** begin **

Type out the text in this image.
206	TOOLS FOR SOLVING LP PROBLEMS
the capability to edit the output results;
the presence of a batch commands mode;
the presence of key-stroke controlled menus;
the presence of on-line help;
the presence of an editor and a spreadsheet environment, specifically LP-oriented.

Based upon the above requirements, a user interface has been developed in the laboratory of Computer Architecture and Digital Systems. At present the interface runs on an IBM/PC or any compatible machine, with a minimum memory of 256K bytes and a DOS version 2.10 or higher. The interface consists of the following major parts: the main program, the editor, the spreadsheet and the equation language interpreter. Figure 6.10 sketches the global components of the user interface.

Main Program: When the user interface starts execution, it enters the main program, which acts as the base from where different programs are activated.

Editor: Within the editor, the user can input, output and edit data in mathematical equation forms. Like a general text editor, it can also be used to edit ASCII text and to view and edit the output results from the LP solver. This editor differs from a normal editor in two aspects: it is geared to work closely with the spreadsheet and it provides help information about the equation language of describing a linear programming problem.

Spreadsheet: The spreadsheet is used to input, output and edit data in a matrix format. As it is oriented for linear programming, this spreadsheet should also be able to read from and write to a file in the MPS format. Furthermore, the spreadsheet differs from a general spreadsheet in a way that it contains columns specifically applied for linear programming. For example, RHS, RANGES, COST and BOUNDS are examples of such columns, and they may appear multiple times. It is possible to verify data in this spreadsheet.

** end **
** begin **

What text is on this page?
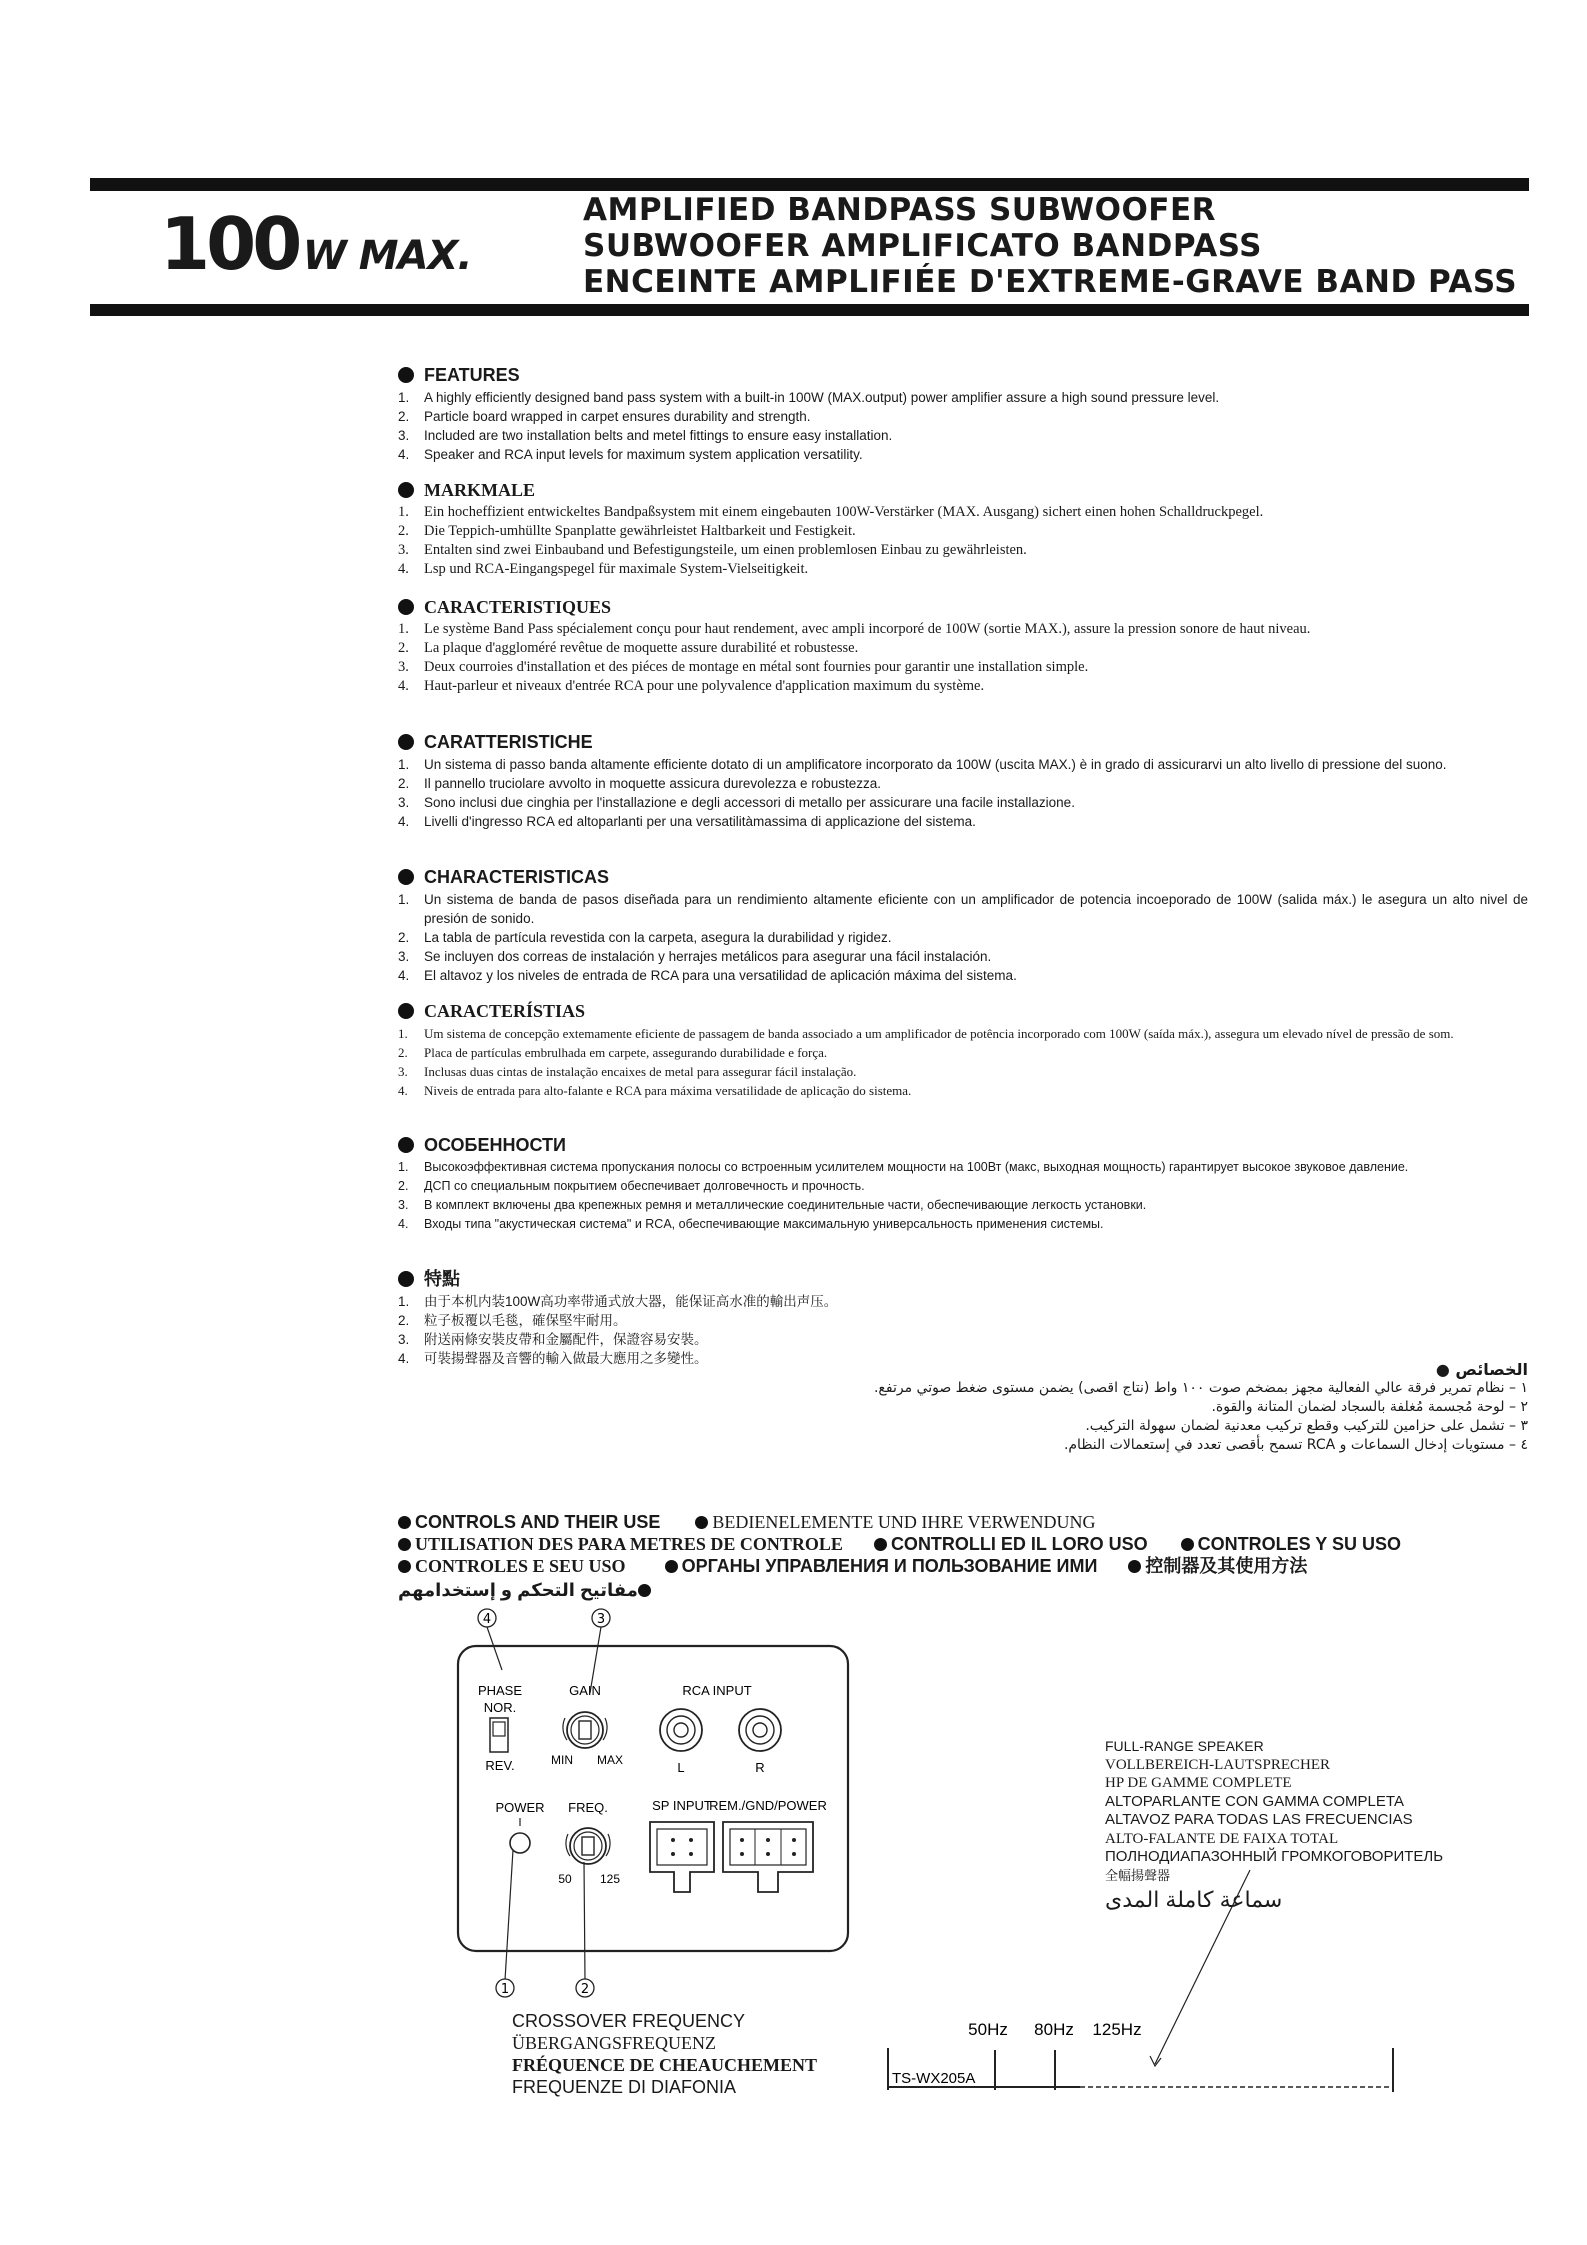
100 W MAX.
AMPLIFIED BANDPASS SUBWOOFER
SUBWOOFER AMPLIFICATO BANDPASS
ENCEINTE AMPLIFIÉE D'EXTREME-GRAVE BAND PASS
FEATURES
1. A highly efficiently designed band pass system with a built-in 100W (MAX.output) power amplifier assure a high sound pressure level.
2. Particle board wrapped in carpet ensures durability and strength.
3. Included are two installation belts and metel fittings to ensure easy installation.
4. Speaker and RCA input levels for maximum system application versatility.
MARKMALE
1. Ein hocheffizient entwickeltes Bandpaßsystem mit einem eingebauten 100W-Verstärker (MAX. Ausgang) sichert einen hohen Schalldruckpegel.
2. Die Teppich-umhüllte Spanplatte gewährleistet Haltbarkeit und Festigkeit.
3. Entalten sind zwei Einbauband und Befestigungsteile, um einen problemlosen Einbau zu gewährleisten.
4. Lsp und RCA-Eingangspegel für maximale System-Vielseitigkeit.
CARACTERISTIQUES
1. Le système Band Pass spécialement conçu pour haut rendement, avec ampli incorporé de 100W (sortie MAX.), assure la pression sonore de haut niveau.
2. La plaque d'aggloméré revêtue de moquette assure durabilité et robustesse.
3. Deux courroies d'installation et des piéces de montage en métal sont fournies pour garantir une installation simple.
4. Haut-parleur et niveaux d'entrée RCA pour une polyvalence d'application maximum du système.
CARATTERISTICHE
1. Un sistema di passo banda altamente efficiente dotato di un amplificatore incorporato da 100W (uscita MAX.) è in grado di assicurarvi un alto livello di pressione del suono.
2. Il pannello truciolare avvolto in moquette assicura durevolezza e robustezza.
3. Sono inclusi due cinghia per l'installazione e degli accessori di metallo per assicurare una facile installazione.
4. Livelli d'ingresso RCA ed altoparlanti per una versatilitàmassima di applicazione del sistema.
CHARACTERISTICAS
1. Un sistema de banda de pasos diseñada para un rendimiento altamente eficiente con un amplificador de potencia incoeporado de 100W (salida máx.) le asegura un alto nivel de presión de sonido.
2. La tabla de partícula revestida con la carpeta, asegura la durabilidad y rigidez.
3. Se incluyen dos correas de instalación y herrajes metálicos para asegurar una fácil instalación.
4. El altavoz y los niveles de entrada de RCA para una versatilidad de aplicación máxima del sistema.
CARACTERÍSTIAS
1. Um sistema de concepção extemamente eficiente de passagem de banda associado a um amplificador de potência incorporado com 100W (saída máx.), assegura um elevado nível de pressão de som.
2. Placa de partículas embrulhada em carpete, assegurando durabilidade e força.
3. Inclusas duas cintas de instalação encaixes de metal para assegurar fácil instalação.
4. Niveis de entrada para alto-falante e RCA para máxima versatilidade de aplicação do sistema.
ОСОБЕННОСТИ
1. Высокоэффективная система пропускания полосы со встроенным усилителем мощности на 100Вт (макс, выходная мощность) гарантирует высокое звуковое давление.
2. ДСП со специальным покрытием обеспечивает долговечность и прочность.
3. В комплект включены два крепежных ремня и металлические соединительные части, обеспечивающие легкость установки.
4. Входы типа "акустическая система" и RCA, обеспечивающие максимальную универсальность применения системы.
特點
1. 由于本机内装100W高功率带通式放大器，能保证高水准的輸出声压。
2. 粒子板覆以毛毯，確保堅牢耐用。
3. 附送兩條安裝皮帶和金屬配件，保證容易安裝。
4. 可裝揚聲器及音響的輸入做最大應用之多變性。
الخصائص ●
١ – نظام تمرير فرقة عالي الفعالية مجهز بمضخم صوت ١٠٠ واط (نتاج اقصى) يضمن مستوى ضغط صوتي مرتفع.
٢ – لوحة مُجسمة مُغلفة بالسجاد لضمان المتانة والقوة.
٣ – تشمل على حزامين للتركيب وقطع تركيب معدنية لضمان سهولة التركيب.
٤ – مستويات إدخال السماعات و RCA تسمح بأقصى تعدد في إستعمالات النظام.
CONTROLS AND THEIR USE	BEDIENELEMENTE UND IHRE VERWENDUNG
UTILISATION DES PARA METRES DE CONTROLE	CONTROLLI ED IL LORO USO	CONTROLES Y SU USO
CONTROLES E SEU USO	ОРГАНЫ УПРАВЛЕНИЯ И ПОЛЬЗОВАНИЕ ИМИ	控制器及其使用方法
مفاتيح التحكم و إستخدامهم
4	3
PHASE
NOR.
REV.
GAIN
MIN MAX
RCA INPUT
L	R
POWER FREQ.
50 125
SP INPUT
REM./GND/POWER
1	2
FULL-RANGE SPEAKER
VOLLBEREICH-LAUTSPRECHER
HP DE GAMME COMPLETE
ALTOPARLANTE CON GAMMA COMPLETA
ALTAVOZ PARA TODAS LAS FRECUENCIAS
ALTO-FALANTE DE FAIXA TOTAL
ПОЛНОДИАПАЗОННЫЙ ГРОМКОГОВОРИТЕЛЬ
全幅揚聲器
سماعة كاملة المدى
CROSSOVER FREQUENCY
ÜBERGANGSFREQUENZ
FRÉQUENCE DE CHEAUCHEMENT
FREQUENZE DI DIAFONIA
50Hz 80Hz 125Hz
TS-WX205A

** end **

▸ What is needed: Filter for "système". Return all lines that hold it.

▸ Solved problem:
1. Le système Band Pass spécialement conçu pour haut rendement, avec ampli incorporé de 100W (sortie MAX.), assure la pression sonore de haut niveau.
4. Haut-parleur et niveaux d'entrée RCA pour une polyvalence d'application maximum du système.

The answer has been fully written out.